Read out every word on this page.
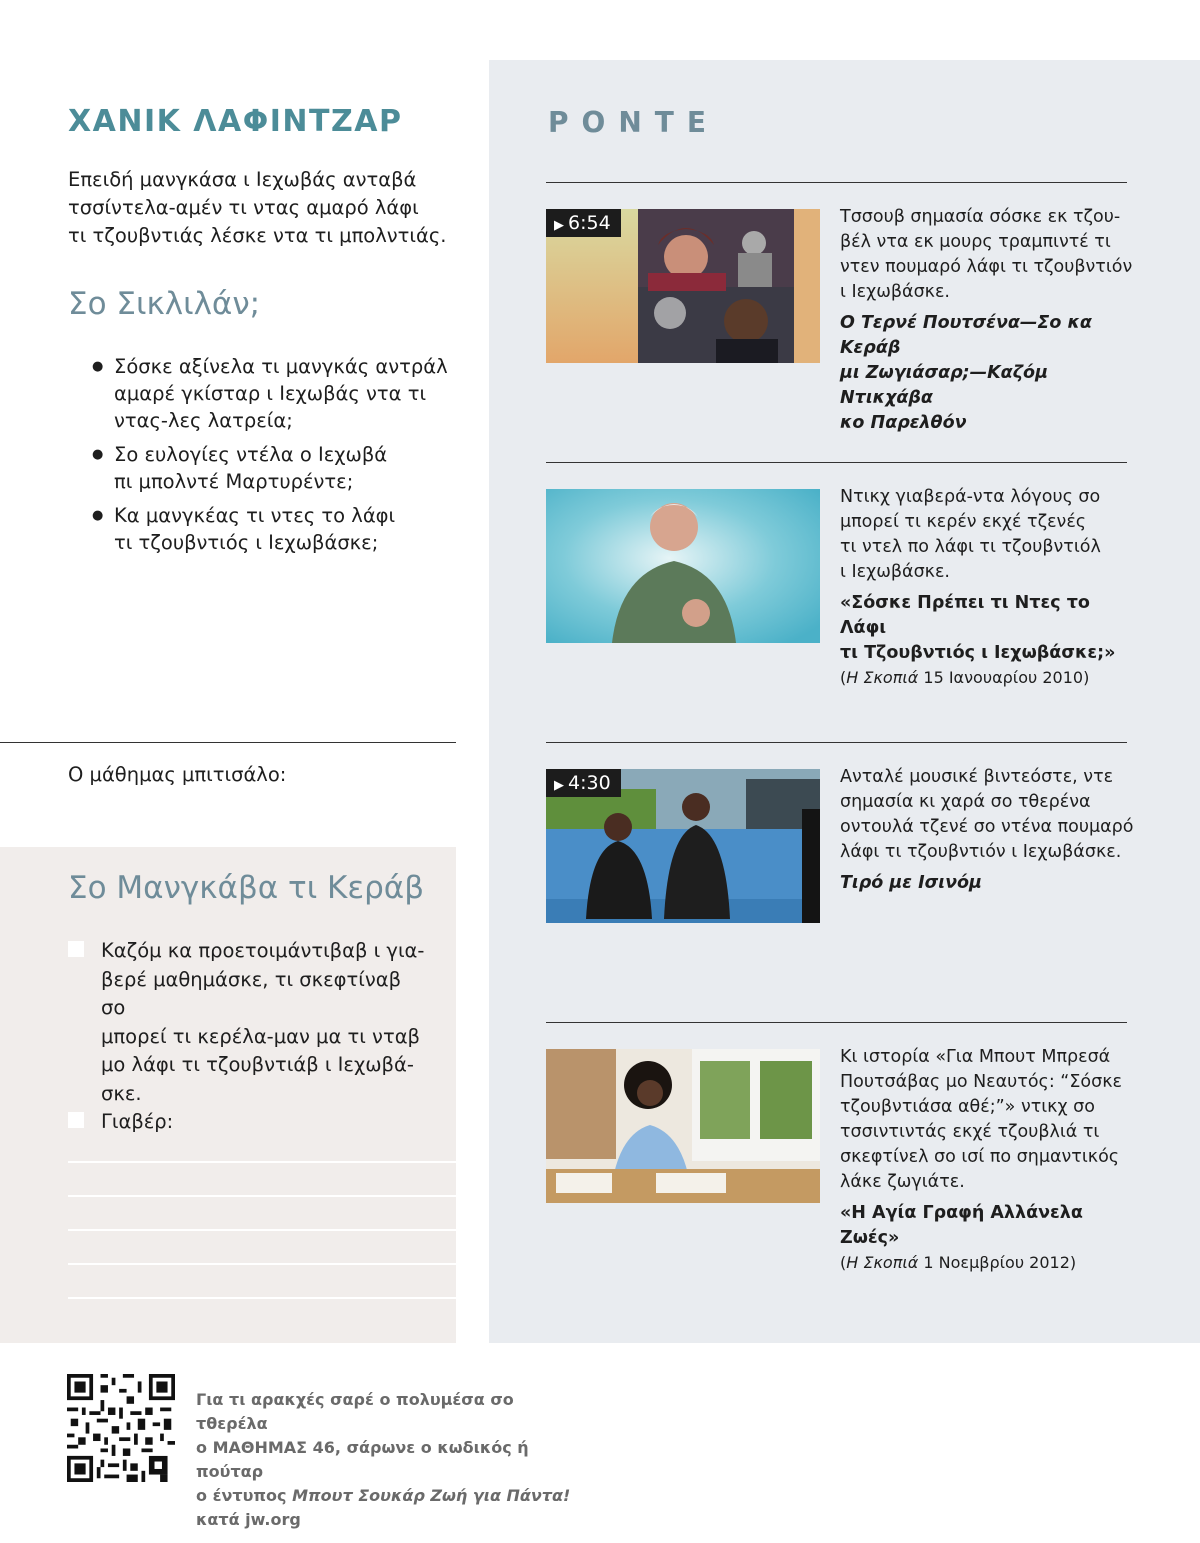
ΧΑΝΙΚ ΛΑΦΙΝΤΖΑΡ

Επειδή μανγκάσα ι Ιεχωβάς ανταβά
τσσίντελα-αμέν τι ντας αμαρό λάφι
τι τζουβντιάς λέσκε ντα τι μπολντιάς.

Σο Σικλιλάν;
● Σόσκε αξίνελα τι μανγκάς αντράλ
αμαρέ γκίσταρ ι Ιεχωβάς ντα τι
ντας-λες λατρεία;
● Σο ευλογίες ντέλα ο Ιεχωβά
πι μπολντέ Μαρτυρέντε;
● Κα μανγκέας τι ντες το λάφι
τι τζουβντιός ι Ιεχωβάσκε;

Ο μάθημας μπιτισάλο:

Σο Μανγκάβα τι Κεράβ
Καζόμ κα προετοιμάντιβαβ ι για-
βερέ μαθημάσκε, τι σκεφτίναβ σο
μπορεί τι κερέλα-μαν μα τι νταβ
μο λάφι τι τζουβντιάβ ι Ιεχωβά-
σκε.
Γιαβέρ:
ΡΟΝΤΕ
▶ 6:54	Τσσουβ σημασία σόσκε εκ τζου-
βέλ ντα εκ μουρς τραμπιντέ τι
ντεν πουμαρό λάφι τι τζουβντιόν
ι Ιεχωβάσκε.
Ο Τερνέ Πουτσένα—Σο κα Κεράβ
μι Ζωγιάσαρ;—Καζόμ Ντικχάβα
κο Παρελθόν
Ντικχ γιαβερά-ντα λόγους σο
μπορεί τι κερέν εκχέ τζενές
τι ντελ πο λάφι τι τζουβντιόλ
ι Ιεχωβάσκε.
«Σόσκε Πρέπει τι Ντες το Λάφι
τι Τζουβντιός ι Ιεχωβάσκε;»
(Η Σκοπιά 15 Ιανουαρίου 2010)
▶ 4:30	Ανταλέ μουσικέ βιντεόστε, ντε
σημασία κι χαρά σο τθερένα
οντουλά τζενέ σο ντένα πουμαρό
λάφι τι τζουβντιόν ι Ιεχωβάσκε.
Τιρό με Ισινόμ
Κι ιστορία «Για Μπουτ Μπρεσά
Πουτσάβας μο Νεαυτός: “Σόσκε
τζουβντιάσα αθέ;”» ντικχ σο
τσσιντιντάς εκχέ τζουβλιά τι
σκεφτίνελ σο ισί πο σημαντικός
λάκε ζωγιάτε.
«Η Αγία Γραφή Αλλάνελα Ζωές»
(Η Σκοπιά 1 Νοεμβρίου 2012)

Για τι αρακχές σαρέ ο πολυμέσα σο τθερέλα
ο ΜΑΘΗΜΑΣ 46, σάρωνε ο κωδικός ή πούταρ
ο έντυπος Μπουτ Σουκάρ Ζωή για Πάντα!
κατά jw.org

════════════════════

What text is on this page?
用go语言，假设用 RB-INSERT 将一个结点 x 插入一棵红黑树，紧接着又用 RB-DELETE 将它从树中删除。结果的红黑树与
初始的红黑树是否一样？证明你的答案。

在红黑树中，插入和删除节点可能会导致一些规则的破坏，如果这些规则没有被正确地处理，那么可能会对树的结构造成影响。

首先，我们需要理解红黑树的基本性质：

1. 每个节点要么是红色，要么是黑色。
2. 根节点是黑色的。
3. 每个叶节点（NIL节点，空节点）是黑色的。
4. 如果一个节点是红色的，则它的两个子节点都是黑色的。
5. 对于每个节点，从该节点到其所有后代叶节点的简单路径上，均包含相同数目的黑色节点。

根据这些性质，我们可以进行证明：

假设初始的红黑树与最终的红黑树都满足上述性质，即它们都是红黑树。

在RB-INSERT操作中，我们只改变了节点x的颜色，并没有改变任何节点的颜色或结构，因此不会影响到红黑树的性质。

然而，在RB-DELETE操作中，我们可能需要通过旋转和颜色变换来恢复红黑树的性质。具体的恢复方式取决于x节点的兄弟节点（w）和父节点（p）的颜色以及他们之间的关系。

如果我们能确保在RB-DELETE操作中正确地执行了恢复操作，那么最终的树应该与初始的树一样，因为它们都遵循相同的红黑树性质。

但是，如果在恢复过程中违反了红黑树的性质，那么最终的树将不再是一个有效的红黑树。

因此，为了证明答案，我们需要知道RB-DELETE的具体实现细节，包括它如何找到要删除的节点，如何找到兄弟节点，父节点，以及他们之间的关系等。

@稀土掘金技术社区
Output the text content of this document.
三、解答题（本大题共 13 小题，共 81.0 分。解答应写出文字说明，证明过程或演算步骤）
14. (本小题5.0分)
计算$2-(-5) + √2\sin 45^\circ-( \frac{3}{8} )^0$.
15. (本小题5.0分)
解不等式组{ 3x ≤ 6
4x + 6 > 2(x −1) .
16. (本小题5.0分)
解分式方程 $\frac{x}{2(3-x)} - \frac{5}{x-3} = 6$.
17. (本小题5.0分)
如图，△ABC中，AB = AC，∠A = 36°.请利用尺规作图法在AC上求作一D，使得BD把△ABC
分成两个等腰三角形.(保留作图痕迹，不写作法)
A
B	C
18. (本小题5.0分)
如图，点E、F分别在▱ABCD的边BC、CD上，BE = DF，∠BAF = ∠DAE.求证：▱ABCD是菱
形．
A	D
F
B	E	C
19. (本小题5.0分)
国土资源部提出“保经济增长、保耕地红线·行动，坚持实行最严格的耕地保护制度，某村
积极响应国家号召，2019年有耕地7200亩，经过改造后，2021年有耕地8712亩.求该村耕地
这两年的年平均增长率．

════════════════════

• [GIVEN TASK]:
Tally up the lines of the listing containing the word "Μπουτ". Give only the total.

• [RESPONSE FOR THIS EXERCISE]:
2